Goal
Copy out every line of the records below word for word, changing nothing.

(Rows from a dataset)
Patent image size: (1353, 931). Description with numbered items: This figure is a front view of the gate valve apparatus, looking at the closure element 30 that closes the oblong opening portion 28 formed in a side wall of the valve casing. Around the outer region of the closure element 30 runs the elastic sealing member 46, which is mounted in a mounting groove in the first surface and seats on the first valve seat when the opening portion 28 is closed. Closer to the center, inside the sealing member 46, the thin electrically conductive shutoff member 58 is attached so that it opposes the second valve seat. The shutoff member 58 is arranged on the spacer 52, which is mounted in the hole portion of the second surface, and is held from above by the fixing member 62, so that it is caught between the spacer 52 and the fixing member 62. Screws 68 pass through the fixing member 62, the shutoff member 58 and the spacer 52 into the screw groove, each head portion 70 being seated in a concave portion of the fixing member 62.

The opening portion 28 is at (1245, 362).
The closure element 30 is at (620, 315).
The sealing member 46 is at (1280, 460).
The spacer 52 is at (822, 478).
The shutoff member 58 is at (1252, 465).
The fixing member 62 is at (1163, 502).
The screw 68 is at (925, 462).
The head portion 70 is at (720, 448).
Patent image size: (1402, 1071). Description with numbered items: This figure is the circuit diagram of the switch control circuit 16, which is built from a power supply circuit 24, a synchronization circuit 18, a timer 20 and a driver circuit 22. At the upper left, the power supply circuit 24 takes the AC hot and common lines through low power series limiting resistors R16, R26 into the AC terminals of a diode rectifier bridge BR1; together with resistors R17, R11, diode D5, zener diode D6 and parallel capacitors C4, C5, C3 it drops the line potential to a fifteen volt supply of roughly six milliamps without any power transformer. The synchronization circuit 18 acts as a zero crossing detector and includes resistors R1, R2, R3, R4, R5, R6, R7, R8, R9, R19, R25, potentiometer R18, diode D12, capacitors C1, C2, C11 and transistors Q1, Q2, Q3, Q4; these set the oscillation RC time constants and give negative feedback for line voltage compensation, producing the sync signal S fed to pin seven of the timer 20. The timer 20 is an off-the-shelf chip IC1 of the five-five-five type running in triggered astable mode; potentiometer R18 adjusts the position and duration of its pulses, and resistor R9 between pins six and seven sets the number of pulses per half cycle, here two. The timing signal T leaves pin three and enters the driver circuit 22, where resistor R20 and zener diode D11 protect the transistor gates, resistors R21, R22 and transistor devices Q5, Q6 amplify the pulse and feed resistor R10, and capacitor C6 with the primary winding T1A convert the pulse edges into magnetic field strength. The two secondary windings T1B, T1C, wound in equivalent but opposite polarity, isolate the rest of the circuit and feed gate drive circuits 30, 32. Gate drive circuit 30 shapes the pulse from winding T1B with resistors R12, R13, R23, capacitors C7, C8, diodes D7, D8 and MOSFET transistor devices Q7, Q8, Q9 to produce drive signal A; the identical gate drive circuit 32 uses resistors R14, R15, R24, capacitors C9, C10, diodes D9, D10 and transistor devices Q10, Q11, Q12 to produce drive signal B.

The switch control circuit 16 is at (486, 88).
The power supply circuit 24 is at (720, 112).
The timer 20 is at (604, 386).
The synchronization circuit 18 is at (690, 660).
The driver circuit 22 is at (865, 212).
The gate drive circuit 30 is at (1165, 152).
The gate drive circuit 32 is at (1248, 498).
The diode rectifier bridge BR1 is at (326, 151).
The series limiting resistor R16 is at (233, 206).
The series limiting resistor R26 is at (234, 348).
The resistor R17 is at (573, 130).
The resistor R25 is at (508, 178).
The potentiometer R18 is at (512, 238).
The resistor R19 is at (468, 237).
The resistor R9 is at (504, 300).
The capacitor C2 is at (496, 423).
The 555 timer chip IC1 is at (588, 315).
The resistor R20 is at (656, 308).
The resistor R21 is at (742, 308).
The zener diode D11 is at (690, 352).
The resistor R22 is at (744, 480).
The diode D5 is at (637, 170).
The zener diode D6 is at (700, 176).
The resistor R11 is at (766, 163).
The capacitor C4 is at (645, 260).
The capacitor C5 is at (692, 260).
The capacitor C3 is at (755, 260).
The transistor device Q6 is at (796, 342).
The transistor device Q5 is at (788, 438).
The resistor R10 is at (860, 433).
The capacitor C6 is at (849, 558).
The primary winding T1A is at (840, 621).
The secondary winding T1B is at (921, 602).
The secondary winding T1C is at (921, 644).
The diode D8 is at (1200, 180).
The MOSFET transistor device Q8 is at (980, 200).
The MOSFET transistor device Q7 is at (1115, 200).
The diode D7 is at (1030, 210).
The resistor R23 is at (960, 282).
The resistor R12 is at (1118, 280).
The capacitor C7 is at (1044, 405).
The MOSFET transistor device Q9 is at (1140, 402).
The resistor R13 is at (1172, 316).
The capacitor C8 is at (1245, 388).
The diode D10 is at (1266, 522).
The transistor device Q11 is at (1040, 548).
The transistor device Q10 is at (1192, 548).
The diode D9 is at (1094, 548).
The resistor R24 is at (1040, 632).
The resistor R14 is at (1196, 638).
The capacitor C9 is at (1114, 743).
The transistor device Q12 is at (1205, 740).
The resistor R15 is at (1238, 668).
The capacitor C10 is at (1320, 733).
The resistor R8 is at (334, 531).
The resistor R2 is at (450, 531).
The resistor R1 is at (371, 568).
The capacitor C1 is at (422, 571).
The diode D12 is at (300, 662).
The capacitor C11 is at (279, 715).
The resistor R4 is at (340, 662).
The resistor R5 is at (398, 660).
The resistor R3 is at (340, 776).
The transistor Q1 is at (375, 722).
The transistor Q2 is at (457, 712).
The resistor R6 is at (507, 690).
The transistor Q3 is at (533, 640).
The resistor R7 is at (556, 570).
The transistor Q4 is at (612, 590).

Result
Patent image size: (1353, 931). Description with numbered items: This figure is a front view of the gate valve apparatus, looking at the closure element 30 that closes the oblong opening portion 28 formed in a side wall of the valve casing. Around the outer region of the closure element 30 runs the elastic sealing member 46, which is mounted in a mounting groove in the first surface and seats on the first valve seat when the opening portion 28 is closed. Closer to the center, inside the sealing member 46, the thin electrically conductive shutoff member 58 is attached so that it opposes the second valve seat. The shutoff member 58 is arranged on the spacer 52, which is mounted in the hole portion of the second surface, and is held from above by the fixing member 62, so that it is caught between the spacer 52 and the fixing member 62. Screws 68 pass through the fixing member 62, the shutoff member 58 and the spacer 52 into the screw groove, each head portion 70 being seated in a concave portion of the fixing member 62.

The opening portion 28 is at (1245, 362).
The closure element 30 is at (620, 315).
The sealing member 46 is at (1280, 460).
The spacer 52 is at (822, 478).
The shutoff member 58 is at (1252, 465).
The fixing member 62 is at (1163, 502).
The screw 68 is at (925, 462).
The head portion 70 is at (720, 448).
Patent image size: (1402, 1071). Description with numbered items: This figure is the circuit diagram of the switch control circuit 16, which is built from a power supply circuit 24, a synchronization circuit 18, a timer 20 and a driver circuit 22. At the upper left, the power supply circuit 24 takes the AC hot and common lines through low power series limiting resistors R16, R26 into the AC terminals of a diode rectifier bridge BR1; together with resistors R17, R11, diode D5, zener diode D6 and parallel capacitors C4, C5, C3 it drops the line potential to a fifteen volt supply of roughly six milliamps without any power transformer. The synchronization circuit 18 acts as a zero crossing detector and includes resistors R1, R2, R3, R4, R5, R6, R7, R8, R9, R19, R25, potentiometer R18, diode D12, capacitors C1, C2, C11 and transistors Q1, Q2, Q3, Q4; these set the oscillation RC time constants and give negative feedback for line voltage compensation, producing the sync signal S fed to pin seven of the timer 20. The timer 20 is an off-the-shelf chip IC1 of the five-five-five type running in triggered astable mode; potentiometer R18 adjusts the position and duration of its pulses, and resistor R9 between pins six and seven sets the number of pulses per half cycle, here two. The timing signal T leaves pin three and enters the driver circuit 22, where resistor R20 and zener diode D11 protect the transistor gates, resistors R21, R22 and transistor devices Q5, Q6 amplify the pulse and feed resistor R10, and capacitor C6 with the primary winding T1A convert the pulse edges into magnetic field strength. The two secondary windings T1B, T1C, wound in equivalent but opposite polarity, isolate the rest of the circuit and feed gate drive circuits 30, 32. Gate drive circuit 30 shapes the pulse from winding T1B with resistors R12, R13, R23, capacitors C7, C8, diodes D7, D8 and MOSFET transistor devices Q7, Q8, Q9 to produce drive signal A; the identical gate drive circuit 32 uses resistors R14, R15, R24, capacitors C9, C10, diodes D9, D10 and transistor devices Q10, Q11, Q12 to produce drive signal B.

The switch control circuit 16 is at (486, 88).
The power supply circuit 24 is at (720, 112).
The timer 20 is at (604, 386).
The synchronization circuit 18 is at (690, 660).
The driver circuit 22 is at (865, 212).
The gate drive circuit 30 is at (1165, 152).
The gate drive circuit 32 is at (1248, 498).
The diode rectifier bridge BR1 is at (326, 151).
The series limiting resistor R16 is at (233, 206).
The series limiting resistor R26 is at (234, 348).
The resistor R17 is at (573, 130).
The resistor R25 is at (508, 178).
The potentiometer R18 is at (512, 238).
The resistor R19 is at (468, 237).
The resistor R9 is at (504, 300).
The capacitor C2 is at (496, 423).
The 555 timer chip IC1 is at (588, 315).
The resistor R20 is at (656, 308).
The resistor R21 is at (742, 308).
The zener diode D11 is at (690, 352).
The resistor R22 is at (744, 480).
The diode D5 is at (637, 170).
The zener diode D6 is at (700, 176).
The resistor R11 is at (766, 163).
The capacitor C4 is at (645, 260).
The capacitor C5 is at (692, 260).
The capacitor C3 is at (755, 260).
The transistor device Q6 is at (796, 342).
The transistor device Q5 is at (788, 438).
The resistor R10 is at (860, 433).
The capacitor C6 is at (849, 558).
The primary winding T1A is at (840, 621).
The secondary winding T1B is at (921, 602).
The secondary winding T1C is at (921, 644).
The diode D8 is at (1200, 180).
The MOSFET transistor device Q8 is at (980, 200).
The MOSFET transistor device Q7 is at (1115, 200).
The diode D7 is at (1030, 210).
The resistor R23 is at (960, 282).
The resistor R12 is at (1118, 280).
The capacitor C7 is at (1044, 405).
The MOSFET transistor device Q9 is at (1140, 402).
The resistor R13 is at (1172, 316).
The capacitor C8 is at (1245, 388).
The diode D10 is at (1266, 522).
The transistor device Q11 is at (1040, 548).
The transistor device Q10 is at (1192, 548).
The diode D9 is at (1094, 548).
The resistor R24 is at (1040, 632).
The resistor R14 is at (1196, 638).
The capacitor C9 is at (1114, 743).
The transistor device Q12 is at (1205, 740).
The resistor R15 is at (1238, 668).
The capacitor C10 is at (1320, 733).
The resistor R8 is at (334, 531).
The resistor R2 is at (450, 531).
The resistor R1 is at (371, 568).
The capacitor C1 is at (422, 571).
The diode D12 is at (300, 662).
The capacitor C11 is at (279, 715).
The resistor R4 is at (340, 662).
The resistor R5 is at (398, 660).
The resistor R3 is at (340, 776).
The transistor Q1 is at (375, 722).
The transistor Q2 is at (457, 712).
The resistor R6 is at (507, 690).
The transistor Q3 is at (533, 640).
The resistor R7 is at (556, 570).
The transistor Q4 is at (612, 590).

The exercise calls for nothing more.